---- GIVEN RECORDS

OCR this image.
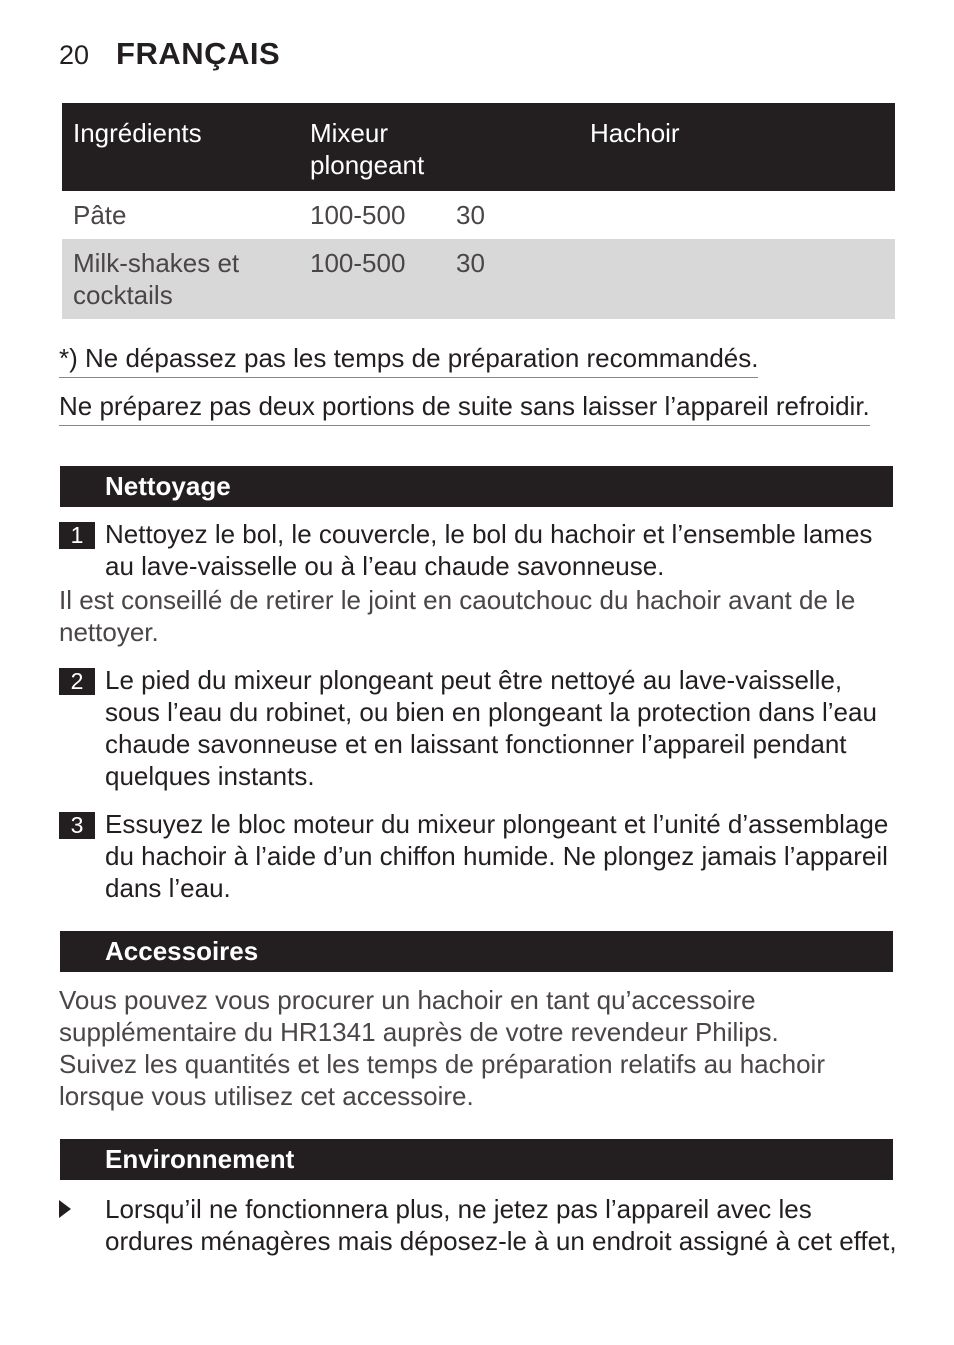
20 FRANÇAIS
Ingrédients	Mixeur plongeant		Hachoir
Pâte	100-500	30	
Milk-shakes et cocktails	100-500	30	
*) Ne dépassez pas les temps de préparation recommandés.
Ne préparez pas deux portions de suite sans laisser l’appareil refroidir.
Nettoyage
1 Nettoyez le bol, le couvercle, le bol du hachoir et l’ensemble lames au lave-vaisselle ou à l’eau chaude savonneuse.
Il est conseillé de retirer le joint en caoutchouc du hachoir avant de le nettoyer.
2 Le pied du mixeur plongeant peut être nettoyé au lave-vaisselle, sous l’eau du robinet, ou bien en plongeant la protection dans l’eau chaude savonneuse et en laissant fonctionner l’appareil pendant quelques instants.
3 Essuyez le bloc moteur du mixeur plongeant et l’unité d’assemblage du hachoir à l’aide d’un chiffon humide. Ne plongez jamais l’appareil dans l’eau.
Accessoires
Vous pouvez vous procurer un hachoir en tant qu’accessoire supplémentaire du HR1341 auprès de votre revendeur Philips. Suivez les quantités et les temps de préparation relatifs au hachoir lorsque vous utilisez cet accessoire.
Environnement
Lorsqu’il ne fonctionnera plus, ne jetez pas l’appareil avec les ordures ménagères mais déposez-le à un endroit assigné à cet effet,
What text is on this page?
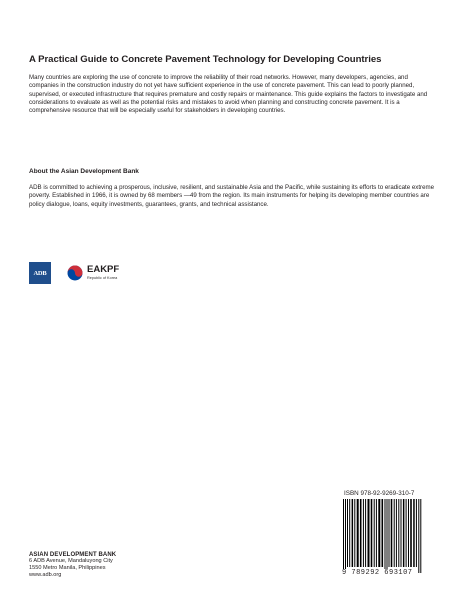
A Practical Guide to Concrete Pavement Technology for Developing Countries

Many countries are exploring the use of concrete to improve the reliability of their road networks. However, many developers, agencies, and companies in the construction industry do not yet have sufficient experience in the use of concrete pavement. This can lead to poorly planned, supervised, or executed infrastructure that requires premature and costly repairs or maintenance. This guide explains the factors to investigate and considerations to evaluate as well as the potential risks and mistakes to avoid when planning and constructing concrete pavement. It is a comprehensive resource that will be especially useful for stakeholders in developing countries.

About the Asian Development Bank

ADB is committed to achieving a prosperous, inclusive, resilient, and sustainable Asia and the Pacific, while sustaining its efforts to eradicate extreme poverty. Established in 1966, it is owned by 68 members —49 from the region. Its main instruments for helping its developing member countries are policy dialogue, loans, equity investments, guarantees, grants, and technical assistance.

ADB	EAKPF
Republic of Korea
ASIAN DEVELOPMENT BANK
6 ADB Avenue, Mandaluyong City
1550 Metro Manila, Philippines
www.adb.org
ISBN 978-92-9269-310-7
9 789292 693107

--------

- **WHAT TO WORK ON**: Count the lines in the records above that contain the word "chaude", and reply with only that number.

- **TASK RESPONSE**: 2